::: RECORDS FOR THE TASK

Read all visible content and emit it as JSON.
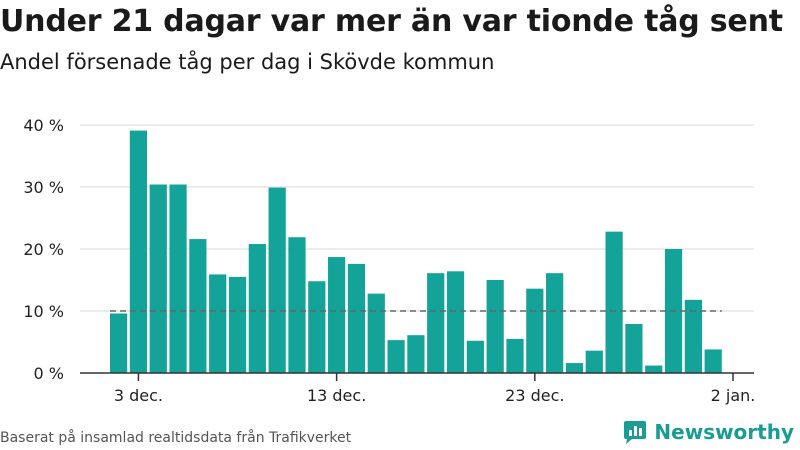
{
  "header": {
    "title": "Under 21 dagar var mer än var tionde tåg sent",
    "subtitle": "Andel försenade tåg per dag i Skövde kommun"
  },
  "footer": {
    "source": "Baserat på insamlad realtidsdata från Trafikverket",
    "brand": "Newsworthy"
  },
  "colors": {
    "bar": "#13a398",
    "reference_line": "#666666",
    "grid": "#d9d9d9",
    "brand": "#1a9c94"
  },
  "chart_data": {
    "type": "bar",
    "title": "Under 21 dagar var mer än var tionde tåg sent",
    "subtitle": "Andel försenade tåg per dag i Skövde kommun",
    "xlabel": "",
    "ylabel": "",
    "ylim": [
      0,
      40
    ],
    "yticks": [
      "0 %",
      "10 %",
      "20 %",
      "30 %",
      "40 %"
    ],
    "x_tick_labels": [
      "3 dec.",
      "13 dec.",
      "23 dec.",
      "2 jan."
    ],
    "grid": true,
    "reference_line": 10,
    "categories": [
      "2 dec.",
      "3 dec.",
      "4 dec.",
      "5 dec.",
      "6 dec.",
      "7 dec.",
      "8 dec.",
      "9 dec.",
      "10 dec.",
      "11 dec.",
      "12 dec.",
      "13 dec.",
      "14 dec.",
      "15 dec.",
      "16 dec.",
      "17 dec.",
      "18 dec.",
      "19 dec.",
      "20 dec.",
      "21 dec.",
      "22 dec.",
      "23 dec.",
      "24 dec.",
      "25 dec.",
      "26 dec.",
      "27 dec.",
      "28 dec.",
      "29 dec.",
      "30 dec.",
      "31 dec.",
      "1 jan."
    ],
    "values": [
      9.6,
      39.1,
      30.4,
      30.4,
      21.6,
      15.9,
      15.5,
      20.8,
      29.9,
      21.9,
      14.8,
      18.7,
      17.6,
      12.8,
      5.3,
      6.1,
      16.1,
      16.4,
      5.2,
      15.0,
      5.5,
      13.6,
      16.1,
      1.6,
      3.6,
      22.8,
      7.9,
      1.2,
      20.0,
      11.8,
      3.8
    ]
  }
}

::::::
::: RECORDS FOR THE TASK

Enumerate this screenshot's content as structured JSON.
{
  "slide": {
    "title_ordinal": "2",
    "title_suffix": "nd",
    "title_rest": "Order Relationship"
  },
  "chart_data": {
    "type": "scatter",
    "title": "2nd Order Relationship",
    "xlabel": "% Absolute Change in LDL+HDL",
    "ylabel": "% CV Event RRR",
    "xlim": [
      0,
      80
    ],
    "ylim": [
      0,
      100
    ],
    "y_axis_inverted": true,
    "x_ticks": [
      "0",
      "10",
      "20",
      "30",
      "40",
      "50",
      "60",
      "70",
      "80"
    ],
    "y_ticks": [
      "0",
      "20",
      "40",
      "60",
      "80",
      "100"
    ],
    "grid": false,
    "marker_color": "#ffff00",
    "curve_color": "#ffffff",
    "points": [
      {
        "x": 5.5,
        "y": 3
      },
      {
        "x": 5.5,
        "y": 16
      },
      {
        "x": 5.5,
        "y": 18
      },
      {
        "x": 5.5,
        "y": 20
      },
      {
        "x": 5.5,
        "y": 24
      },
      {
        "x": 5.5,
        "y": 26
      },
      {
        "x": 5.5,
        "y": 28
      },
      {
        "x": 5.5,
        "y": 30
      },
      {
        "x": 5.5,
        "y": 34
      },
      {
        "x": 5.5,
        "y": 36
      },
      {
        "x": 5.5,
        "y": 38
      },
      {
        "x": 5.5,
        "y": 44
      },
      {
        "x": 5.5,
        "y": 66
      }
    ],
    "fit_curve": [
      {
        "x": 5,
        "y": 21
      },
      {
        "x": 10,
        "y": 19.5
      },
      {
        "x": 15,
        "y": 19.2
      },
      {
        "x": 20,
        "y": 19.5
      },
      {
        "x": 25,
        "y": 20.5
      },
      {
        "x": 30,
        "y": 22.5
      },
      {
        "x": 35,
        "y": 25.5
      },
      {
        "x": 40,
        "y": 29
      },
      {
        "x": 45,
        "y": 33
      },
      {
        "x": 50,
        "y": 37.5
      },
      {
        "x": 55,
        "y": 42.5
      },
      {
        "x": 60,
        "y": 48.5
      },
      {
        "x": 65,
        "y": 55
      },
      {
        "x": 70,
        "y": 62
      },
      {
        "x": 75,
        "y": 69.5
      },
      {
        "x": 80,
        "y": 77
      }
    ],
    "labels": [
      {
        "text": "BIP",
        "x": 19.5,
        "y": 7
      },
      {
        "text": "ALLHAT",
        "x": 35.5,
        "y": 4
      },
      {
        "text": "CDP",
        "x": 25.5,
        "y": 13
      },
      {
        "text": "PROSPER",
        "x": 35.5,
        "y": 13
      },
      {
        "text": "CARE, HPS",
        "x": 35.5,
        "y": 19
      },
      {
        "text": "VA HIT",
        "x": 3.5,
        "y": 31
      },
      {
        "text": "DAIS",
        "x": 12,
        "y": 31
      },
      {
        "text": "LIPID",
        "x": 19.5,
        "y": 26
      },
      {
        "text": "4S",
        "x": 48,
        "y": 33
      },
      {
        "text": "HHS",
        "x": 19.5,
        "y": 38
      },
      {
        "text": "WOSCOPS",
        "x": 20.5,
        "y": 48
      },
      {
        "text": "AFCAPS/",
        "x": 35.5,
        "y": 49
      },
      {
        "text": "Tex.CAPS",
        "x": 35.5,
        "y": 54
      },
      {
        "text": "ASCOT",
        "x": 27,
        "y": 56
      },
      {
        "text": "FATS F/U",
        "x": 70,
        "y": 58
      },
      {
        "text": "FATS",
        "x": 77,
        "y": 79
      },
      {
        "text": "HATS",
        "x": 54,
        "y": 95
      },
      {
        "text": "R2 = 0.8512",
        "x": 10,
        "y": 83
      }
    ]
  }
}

::::::
::: RECORDS FOR THE TASK

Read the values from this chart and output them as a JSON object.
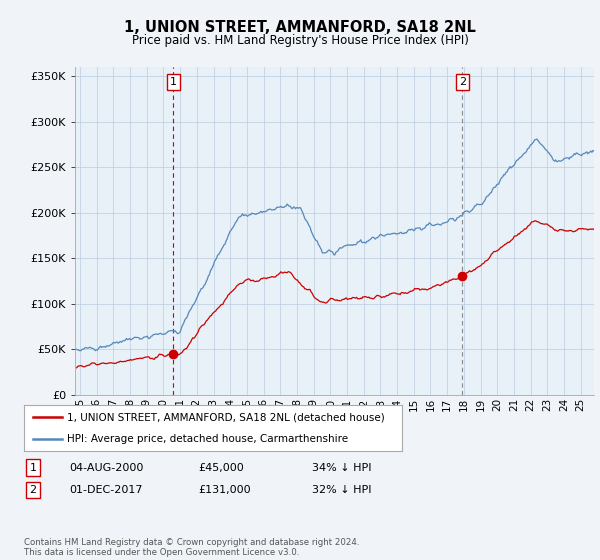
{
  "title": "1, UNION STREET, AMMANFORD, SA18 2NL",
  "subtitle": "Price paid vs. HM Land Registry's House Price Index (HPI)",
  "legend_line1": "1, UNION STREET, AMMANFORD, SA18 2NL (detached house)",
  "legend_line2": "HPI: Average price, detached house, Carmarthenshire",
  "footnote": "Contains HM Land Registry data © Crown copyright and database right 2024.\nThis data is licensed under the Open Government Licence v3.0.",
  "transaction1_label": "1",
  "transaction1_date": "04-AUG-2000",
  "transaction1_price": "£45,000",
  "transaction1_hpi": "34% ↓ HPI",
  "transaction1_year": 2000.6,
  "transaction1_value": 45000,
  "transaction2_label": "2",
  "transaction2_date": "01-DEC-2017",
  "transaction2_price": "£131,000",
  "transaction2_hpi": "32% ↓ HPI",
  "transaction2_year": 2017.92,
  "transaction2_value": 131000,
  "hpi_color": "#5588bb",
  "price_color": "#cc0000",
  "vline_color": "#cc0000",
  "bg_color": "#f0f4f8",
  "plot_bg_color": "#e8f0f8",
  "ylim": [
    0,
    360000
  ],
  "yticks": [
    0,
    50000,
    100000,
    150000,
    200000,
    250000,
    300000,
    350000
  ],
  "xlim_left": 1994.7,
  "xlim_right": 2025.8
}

::::::

§ PROBLEM DESCRIPTION:
Go through the entries and return each line where the word "xlabel" appears.

§ RESPONSE TO THIS TASK:
    "xlabel": "",
    "xlabel": "% Absolute Change in LDL+HDL",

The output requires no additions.